= Task to carry out =
Please recast every line in the records below as a numbered list, skipping blank lines and leaving out the pictures.

= Material provided =
- - - -
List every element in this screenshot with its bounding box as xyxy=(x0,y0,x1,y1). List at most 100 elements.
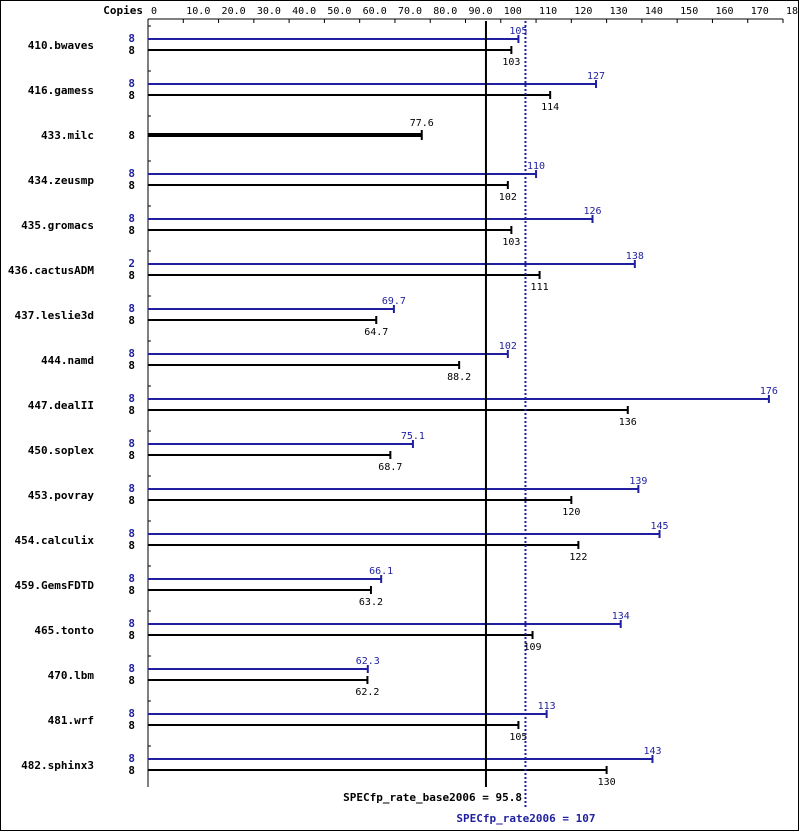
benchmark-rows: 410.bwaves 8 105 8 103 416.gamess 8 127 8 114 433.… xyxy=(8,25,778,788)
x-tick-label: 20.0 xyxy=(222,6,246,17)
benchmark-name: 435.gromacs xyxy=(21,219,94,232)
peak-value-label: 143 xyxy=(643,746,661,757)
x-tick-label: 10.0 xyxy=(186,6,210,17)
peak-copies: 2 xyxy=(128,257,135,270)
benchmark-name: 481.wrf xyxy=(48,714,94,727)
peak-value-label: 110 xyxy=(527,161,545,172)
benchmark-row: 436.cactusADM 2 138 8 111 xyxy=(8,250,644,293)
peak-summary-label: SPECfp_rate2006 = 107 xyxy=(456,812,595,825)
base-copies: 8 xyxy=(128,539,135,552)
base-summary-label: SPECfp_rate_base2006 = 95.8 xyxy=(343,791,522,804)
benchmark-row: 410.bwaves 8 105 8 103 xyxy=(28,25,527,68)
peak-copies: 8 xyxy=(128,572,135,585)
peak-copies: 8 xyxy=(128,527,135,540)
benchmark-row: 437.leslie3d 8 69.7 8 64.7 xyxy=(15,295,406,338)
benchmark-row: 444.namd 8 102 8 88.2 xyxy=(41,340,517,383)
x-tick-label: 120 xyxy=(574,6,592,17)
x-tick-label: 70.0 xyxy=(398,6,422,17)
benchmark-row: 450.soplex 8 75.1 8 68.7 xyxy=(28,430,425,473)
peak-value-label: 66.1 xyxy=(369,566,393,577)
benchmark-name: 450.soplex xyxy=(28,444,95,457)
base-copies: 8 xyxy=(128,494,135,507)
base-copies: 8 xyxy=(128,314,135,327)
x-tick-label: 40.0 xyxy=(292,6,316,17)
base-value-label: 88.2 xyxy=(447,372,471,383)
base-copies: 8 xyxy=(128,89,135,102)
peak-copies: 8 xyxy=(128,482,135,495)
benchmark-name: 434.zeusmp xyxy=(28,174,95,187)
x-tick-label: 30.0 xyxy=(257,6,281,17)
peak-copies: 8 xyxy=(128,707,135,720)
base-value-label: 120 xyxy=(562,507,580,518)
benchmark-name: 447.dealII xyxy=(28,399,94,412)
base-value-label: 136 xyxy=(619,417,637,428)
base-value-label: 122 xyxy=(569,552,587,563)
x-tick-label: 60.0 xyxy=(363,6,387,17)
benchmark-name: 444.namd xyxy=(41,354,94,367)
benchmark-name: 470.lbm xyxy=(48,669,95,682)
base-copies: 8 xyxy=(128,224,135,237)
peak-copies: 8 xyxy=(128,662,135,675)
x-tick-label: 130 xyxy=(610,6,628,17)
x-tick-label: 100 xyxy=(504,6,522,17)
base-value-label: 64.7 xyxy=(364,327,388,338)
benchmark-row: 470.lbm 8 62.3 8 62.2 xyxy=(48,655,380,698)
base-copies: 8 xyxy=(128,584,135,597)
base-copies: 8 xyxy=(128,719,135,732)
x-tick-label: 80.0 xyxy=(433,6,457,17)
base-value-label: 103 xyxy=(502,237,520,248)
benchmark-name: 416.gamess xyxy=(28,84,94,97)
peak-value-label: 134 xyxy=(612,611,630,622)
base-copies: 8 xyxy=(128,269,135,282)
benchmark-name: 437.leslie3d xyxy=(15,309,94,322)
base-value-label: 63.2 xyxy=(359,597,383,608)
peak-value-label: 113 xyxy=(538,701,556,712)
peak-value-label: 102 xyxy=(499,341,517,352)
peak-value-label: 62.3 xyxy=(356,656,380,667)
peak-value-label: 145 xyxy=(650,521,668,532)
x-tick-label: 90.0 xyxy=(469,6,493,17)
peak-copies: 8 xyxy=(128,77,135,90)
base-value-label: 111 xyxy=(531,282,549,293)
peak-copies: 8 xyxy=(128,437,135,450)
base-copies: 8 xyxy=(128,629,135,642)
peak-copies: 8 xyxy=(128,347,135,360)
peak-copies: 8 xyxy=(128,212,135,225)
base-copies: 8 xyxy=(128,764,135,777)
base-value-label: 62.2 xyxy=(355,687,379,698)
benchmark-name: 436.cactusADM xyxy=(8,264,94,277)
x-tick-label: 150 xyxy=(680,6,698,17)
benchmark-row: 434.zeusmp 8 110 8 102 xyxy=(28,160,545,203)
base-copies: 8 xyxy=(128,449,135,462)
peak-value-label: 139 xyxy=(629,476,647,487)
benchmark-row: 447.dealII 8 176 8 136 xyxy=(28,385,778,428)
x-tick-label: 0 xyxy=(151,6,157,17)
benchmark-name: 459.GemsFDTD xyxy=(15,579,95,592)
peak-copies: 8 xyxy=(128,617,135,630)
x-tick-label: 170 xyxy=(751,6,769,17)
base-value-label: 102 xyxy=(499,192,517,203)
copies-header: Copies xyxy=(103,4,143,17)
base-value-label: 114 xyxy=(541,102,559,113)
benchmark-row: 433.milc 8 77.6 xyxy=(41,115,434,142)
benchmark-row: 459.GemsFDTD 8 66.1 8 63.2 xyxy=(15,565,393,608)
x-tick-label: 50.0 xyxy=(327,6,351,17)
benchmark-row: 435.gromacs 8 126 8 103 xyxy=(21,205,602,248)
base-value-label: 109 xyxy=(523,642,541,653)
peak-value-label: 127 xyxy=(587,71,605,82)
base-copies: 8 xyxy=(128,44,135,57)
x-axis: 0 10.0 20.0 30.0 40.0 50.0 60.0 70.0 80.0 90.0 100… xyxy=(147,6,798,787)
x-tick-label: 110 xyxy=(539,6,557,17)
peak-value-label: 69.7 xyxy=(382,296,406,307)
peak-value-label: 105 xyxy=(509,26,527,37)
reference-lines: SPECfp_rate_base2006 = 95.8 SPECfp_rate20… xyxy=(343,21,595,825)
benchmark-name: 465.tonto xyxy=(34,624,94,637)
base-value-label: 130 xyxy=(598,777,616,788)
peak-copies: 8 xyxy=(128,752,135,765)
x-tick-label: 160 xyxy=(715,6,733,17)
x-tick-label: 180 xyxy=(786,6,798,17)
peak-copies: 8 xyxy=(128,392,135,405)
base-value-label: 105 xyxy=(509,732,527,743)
- - - -
= Written reply =
1. List every element in this screenshot with its bounding box as xyxy=(x0,y0,x1,y1). List at most 100 elements.
2. benchmark-rows: 410.bwaves 8 105 8 103 416.gamess 8 127 8 114 433.… xyxy=(8,25,778,788)
3. x-tick-label: 20.0 xyxy=(222,6,246,17)
4. benchmark-name: 435.gromacs xyxy=(21,219,94,232)
5. peak-value-label: 143 xyxy=(643,746,661,757)
6. x-tick-label: 10.0 xyxy=(186,6,210,17)
7. peak-copies: 2 xyxy=(128,257,135,270)
8. benchmark-name: 481.wrf xyxy=(48,714,94,727)
9. peak-value-label: 110 xyxy=(527,161,545,172)
10. benchmark-row: 436.cactusADM 2 138 8 111 xyxy=(8,250,644,293)
11. peak-summary-label: SPECfp_rate2006 = 107 xyxy=(456,812,595,825)
12. base-copies: 8 xyxy=(128,539,135,552)
13. base-summary-label: SPECfp_rate_base2006 = 95.8 xyxy=(343,791,522,804)
14. benchmark-row: 410.bwaves 8 105 8 103 xyxy=(28,25,527,68)
15. peak-copies: 8 xyxy=(128,572,135,585)
16. peak-copies: 8 xyxy=(128,527,135,540)
17. benchmark-row: 437.leslie3d 8 69.7 8 64.7 xyxy=(15,295,406,338)
18. benchmark-row: 444.namd 8 102 8 88.2 xyxy=(41,340,517,383)
19. x-tick-label: 120 xyxy=(574,6,592,17)
20. x-tick-label: 70.0 xyxy=(398,6,422,17)
21. benchmark-row: 450.soplex 8 75.1 8 68.7 xyxy=(28,430,425,473)
22. peak-value-label: 66.1 xyxy=(369,566,393,577)
23. benchmark-name: 450.soplex xyxy=(28,444,95,457)
24. base-copies: 8 xyxy=(128,494,135,507)
25. base-copies: 8 xyxy=(128,314,135,327)
26. x-tick-label: 40.0 xyxy=(292,6,316,17)
27. base-value-label: 88.2 xyxy=(447,372,471,383)
28. base-copies: 8 xyxy=(128,89,135,102)
29. peak-copies: 8 xyxy=(128,482,135,495)
30. benchmark-name: 434.zeusmp xyxy=(28,174,95,187)
31. x-tick-label: 30.0 xyxy=(257,6,281,17)
32. peak-copies: 8 xyxy=(128,707,135,720)
33. base-value-label: 120 xyxy=(562,507,580,518)
34. benchmark-name: 447.dealII xyxy=(28,399,94,412)
35. base-value-label: 136 xyxy=(619,417,637,428)
36. base-value-label: 122 xyxy=(569,552,587,563)
37. x-tick-label: 60.0 xyxy=(363,6,387,17)
38. benchmark-name: 444.namd xyxy=(41,354,94,367)
39. benchmark-name: 470.lbm xyxy=(48,669,95,682)
40. base-copies: 8 xyxy=(128,224,135,237)
41. peak-copies: 8 xyxy=(128,662,135,675)
42. x-tick-label: 130 xyxy=(610,6,628,17)
43. x-tick-label: 100 xyxy=(504,6,522,17)
44. base-value-label: 64.7 xyxy=(364,327,388,338)
45. benchmark-row: 470.lbm 8 62.3 8 62.2 xyxy=(48,655,380,698)
46. base-copies: 8 xyxy=(128,584,135,597)
47. base-copies: 8 xyxy=(128,719,135,732)
48. x-tick-label: 80.0 xyxy=(433,6,457,17)
49. base-value-label: 103 xyxy=(502,237,520,248)
50. benchmark-name: 416.gamess xyxy=(28,84,94,97)
51. peak-value-label: 134 xyxy=(612,611,630,622)
52. base-copies: 8 xyxy=(128,269,135,282)
53. benchmark-name: 437.leslie3d xyxy=(15,309,94,322)
54. base-value-label: 63.2 xyxy=(359,597,383,608)
55. peak-value-label: 113 xyxy=(538,701,556,712)
56. peak-value-label: 102 xyxy=(499,341,517,352)
57. peak-value-label: 62.3 xyxy=(356,656,380,667)
58. peak-value-label: 145 xyxy=(650,521,668,532)
59. x-tick-label: 90.0 xyxy=(469,6,493,17)
60. peak-copies: 8 xyxy=(128,77,135,90)
61. base-value-label: 111 xyxy=(531,282,549,293)
62. peak-copies: 8 xyxy=(128,437,135,450)
63. base-copies: 8 xyxy=(128,629,135,642)
64. peak-copies: 8 xyxy=(128,347,135,360)
65. peak-copies: 8 xyxy=(128,212,135,225)
66. base-copies: 8 xyxy=(128,764,135,777)
67. base-value-label: 62.2 xyxy=(355,687,379,698)
68. benchmark-name: 436.cactusADM xyxy=(8,264,94,277)
69. x-tick-label: 150 xyxy=(680,6,698,17)
70. benchmark-row: 434.zeusmp 8 110 8 102 xyxy=(28,160,545,203)
71. base-copies: 8 xyxy=(128,449,135,462)
72. peak-value-label: 139 xyxy=(629,476,647,487)
73. benchmark-row: 447.dealII 8 176 8 136 xyxy=(28,385,778,428)
74. x-tick-label: 0 xyxy=(151,6,157,17)
75. benchmark-name: 459.GemsFDTD xyxy=(15,579,95,592)
76. peak-copies: 8 xyxy=(128,617,135,630)
77. x-tick-label: 170 xyxy=(751,6,769,17)
78. base-value-label: 102 xyxy=(499,192,517,203)
79. copies-header: Copies xyxy=(103,4,143,17)
80. base-value-label: 114 xyxy=(541,102,559,113)
81. benchmark-row: 433.milc 8 77.6 xyxy=(41,115,434,142)
82. benchmark-row: 459.GemsFDTD 8 66.1 8 63.2 xyxy=(15,565,393,608)
83. x-tick-label: 50.0 xyxy=(327,6,351,17)
84. benchmark-row: 435.gromacs 8 126 8 103 xyxy=(21,205,602,248)
85. base-value-label: 109 xyxy=(523,642,541,653)
86. peak-value-label: 127 xyxy=(587,71,605,82)
87. base-copies: 8 xyxy=(128,44,135,57)
88. x-axis: 0 10.0 20.0 30.0 40.0 50.0 60.0 70.0 80.0 90.0 100… xyxy=(147,6,798,787)
89. x-tick-label: 110 xyxy=(539,6,557,17)
90. peak-value-label: 69.7 xyxy=(382,296,406,307)
91. peak-value-label: 105 xyxy=(509,26,527,37)
92. reference-lines: SPECfp_rate_base2006 = 95.8 SPECfp_rate20… xyxy=(343,21,595,825)
93. benchmark-name: 465.tonto xyxy=(34,624,94,637)
94. base-value-label: 130 xyxy=(598,777,616,788)
95. peak-copies: 8 xyxy=(128,752,135,765)
96. x-tick-label: 160 xyxy=(715,6,733,17)
97. x-tick-label: 180 xyxy=(786,6,798,17)
98. peak-copies: 8 xyxy=(128,392,135,405)
99. base-value-label: 105 xyxy=(509,732,527,743)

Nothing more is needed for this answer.